■ 読解の応用:
1. 出産退職についての文章のうち、「(写真=PR Image Factory/Shutterstock.com)」から「015年)を使った試算です。」までを、一字も変えずに書き写してください。
2. 出産退職についての文章によると、2017年の1年間に出産した女性は全部で何人ですか。
3. 出産退職についての文章を、最後に示された文のあとから書き継いでください。

■ 原文抜粋:
かつて一般的だった結婚を機とする「寿退社」は、もはや過去のものとなりました。それでも、妊娠出産を機に多くの女性が退職せざるを得ない状況は現在も続きます。

子育てをサポートしてくれる社会的リソース不足、夫の働き方や家事育児へのかかわり方……さまざまな要因があり、気軽に仕事の継続を呼び掛けることはできませんが、もし育休などの制度が使えるのであれば、ぜひ踏みとどまってほしいと思います。なぜなら、その影響は後々まで続くからです。

出産退職の顕在的・潜在的リスクと育休の効果を見ていきましょう。

1年間で約20万人が出産退職する

(写真=PR Image Factory/Shutterstock.com)

2017年の出産退職数は?

第一生命経済研究所が、次のようなデータを発表しています(ニュースリリース『出産退職の経済損失1.2兆円~退職20万人の就業継続は何が鍵になるか~』第一生命経済研究所、2018年)。こちらは『出生動向調査』(国立社会保障・人口問題研究所、2015年)を使った試算です。

これによると、2017年の1年間に出産した女性の総数は94.6万人。そのうち出産を機に退職した数は全体の21.1%、約20万人に上ります。出産前の雇用形態の内訳を計算すると、正社員が7.9万人(39.5%)、パート・派遣などが11.6万人(58.0%)、自営業や家族従業者などが0.5万人(2.5%)となります。

一方、出産後に退職せず就業継続した女性は全体の36.7%。そのうちの25.0%が育児休業制度を利用して継続、11.7%が育休を利用せず就業継続、という結果でした。

出産退職の理由は「両立困難」

では、高い出産退職率の背後には、どのような事情があるのでしょうか。厚生労働省『平成27年度 仕事と家庭の両立に関する実態把握のための調査』(2015年)において、働く人たちを対象に行ったモニター調査『労働者調査』によると、次のようなことが分かりました。

妊娠出産を機に退職した人の理由は、

第1位:家事・育児に専念するため、自発的に辞めた(正社員29.0%、非正社員41.2%)
第2位:仕事を続けたかったが、仕事と育児の両立の難しさで辞めた(正社員25.2%、非正社員17.1%)

■ データ抜粋:
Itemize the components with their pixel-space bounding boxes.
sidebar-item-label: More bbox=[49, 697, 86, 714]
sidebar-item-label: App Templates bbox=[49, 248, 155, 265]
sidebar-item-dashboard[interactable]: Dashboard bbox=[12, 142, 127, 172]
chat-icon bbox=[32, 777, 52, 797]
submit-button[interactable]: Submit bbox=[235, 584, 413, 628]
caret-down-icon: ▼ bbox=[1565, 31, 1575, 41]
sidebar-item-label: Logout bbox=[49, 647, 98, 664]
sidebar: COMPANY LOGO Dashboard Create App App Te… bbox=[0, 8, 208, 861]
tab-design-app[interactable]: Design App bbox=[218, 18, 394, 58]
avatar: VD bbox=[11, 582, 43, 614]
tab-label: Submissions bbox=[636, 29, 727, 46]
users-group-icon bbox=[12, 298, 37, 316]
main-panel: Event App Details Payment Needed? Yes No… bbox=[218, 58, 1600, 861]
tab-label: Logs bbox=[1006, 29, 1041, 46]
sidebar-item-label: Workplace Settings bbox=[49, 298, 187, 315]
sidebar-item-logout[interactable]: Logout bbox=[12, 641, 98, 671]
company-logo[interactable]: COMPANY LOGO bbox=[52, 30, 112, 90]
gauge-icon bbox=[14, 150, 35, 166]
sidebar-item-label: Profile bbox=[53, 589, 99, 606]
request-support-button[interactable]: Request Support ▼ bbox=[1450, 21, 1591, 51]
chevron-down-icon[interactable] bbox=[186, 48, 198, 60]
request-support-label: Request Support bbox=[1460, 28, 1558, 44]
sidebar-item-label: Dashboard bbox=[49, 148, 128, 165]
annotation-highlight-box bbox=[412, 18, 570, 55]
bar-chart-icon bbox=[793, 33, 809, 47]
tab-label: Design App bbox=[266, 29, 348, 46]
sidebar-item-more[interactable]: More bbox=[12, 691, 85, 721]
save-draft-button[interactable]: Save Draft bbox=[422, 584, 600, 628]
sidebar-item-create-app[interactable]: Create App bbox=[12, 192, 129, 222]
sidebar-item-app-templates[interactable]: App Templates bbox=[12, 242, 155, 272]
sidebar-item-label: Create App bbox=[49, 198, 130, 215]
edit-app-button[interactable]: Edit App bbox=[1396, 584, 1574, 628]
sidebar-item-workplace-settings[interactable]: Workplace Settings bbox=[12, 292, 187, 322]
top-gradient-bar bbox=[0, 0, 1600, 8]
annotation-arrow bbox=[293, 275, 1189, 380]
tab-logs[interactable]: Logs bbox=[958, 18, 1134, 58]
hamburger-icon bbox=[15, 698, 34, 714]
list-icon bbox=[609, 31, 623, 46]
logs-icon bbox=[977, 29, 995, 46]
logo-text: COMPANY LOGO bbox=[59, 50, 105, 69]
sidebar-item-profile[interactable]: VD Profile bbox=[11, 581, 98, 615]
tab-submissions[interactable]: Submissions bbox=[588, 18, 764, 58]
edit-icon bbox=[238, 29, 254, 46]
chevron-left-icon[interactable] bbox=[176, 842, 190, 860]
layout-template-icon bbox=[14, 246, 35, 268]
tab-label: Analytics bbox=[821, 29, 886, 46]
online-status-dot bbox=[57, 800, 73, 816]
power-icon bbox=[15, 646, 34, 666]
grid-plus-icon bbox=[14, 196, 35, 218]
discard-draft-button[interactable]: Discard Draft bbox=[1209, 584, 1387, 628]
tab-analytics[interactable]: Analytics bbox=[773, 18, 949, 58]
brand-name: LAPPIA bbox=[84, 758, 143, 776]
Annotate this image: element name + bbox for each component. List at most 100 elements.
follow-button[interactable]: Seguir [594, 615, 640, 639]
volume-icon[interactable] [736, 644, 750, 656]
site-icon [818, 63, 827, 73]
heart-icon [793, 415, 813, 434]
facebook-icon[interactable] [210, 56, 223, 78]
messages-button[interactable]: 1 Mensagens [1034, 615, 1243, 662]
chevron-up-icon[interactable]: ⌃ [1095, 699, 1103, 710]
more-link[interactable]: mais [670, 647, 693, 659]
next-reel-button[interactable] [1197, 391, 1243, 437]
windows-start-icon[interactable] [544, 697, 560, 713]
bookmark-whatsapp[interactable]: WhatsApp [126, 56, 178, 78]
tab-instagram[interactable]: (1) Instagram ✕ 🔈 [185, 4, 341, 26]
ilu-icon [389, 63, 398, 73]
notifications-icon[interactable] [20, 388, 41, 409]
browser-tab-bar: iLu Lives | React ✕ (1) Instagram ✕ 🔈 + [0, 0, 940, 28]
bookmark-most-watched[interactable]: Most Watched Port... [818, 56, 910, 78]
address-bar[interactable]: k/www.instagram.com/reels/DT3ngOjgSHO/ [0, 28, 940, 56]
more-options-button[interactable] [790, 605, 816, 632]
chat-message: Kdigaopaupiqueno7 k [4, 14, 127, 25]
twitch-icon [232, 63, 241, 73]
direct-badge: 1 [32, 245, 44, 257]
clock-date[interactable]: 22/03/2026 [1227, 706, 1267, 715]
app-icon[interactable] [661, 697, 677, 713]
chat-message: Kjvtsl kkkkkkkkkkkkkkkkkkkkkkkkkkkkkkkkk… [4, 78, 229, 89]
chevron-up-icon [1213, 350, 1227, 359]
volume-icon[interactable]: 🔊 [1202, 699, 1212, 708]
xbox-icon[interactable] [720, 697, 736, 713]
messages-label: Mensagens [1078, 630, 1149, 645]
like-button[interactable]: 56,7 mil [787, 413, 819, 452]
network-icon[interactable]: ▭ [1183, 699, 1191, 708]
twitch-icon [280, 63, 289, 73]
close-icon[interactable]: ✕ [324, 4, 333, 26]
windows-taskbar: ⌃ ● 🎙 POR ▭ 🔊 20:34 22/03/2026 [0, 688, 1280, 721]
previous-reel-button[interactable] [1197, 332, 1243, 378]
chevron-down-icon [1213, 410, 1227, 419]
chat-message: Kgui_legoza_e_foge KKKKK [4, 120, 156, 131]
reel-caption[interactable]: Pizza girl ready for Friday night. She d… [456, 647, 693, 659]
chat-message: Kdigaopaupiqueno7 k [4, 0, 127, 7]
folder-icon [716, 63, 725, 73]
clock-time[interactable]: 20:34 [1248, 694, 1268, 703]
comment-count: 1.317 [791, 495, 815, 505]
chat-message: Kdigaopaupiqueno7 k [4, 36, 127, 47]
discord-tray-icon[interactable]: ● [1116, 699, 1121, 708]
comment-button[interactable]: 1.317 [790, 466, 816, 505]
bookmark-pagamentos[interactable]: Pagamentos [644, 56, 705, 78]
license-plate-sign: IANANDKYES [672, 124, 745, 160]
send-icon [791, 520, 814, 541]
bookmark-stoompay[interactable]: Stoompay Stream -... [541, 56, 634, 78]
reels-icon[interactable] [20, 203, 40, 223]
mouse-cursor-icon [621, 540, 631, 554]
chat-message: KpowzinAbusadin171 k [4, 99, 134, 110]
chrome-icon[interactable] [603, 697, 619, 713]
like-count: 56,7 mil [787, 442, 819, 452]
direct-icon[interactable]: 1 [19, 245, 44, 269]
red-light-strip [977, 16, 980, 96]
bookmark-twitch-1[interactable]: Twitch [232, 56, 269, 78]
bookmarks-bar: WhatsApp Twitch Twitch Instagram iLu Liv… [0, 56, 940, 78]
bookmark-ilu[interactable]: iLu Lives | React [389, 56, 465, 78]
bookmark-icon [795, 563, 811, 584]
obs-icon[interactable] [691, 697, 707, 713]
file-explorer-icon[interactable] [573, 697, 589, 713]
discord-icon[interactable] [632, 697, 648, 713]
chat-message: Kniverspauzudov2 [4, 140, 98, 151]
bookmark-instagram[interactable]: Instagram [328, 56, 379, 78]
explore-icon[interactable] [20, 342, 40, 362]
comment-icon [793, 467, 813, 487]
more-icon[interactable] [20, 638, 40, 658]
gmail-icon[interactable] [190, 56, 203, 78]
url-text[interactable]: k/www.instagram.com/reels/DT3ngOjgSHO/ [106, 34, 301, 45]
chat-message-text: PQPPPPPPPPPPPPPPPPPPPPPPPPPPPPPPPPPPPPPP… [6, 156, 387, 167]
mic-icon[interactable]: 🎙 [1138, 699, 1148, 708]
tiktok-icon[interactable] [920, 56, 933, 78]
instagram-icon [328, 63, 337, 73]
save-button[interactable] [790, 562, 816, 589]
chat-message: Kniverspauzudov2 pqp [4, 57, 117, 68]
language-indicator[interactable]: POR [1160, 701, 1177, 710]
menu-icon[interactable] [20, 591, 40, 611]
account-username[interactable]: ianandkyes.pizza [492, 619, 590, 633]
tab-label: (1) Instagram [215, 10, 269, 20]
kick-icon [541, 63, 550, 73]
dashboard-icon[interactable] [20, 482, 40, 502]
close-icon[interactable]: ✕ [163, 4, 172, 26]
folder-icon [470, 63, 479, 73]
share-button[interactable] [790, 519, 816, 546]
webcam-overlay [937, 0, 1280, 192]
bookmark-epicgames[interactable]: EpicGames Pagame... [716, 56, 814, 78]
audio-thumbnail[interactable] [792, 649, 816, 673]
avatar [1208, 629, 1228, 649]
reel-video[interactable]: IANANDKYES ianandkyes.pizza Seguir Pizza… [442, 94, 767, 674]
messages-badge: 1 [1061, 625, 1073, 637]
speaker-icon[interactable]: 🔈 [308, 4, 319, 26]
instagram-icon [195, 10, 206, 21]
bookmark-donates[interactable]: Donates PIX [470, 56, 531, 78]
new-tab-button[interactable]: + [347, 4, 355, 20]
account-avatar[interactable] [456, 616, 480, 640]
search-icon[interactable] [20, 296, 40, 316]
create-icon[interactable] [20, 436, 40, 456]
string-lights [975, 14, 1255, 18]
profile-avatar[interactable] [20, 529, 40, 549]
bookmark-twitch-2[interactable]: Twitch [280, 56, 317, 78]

■ 番号別解答:
1.
(写真=PR Image Factory/Shutterstock.com)

2017年の出産退職数は?

第一生命経済研究所が、次のようなデータを発表しています(ニュースリリース『出産退職の経済損失1.2兆円~退職20万人の就業継続は何が鍵になるか~』第一生命経済研究所、2018年)。こちらは『出生動向調査』(国立社会保障・人口問題研究所、2015年)を使った試算です。

2. 94.6万人。

3.
第3位:解雇された、もしくは退職勧奨された(正社員15.7%、非正社員13.0%)

と続きます。さらに「両立の難しさで辞めた」の内容を探ると、最多回答となっているのは「勤務時間が合いそうもなかった、合わなかった」です。

「自発的に辞めた」人の中には、両立は無理と自分で判断して家事育児への専念を選んだ人も含まれるでしょうから、出産退職の背後には、仕事と育児の両立ができない家庭環境・職場環境が色濃くあると言ってよいでしょう。

また、産休・育休について、取得しなかった女性のうち非正社員では、約3割が「取得したかったけれどもできなかった」人たちです。

子供の年齢と再就職の現状

しかし、妊娠出産を機に退職した人たちのすべてが、そのまま専業主婦になる訳ではありません。厚生労働省『第7回21世紀出生児縦断調査(平成22年出生児)の概況』(2018年)によると、2010年生まれの小学1年生の母親のうち、67.2%が仕事を持って働いています。出産からの経年変化を見てみましょう。

出産1年前:有職62.1%(常勤38.0%、パート・アルバイト19.3%)
出産半年後:有職35.6%(常勤25.2%、パート・アルバイト6.0%)
1歳6カ月:有職41.5%(常勤24.2%、パート・アルバイト12.5%)
2歳6カ月:有職45.7%(常勤23.6%、パート・アルバイト16.3%)
3歳6カ月:有職50.2%(常勤23.7%、パート・アルバイト19.9%)
4歳6カ月:有職57.6%(常勤24.8%、パート・アルバイト25.8%)
5歳6カ月:有職61.7%(常勤25.2%、パート・アルバイト29.5%)
小学1年生:有職67.2%(常勤26.0%、パート・アルバイト34.1%)

出産を機に職を離れた女性が子供の成長に応じて再就職していることが分かります。さらに、再就職では雇用形態がパートやアルバイトに移行していることも見て取れます。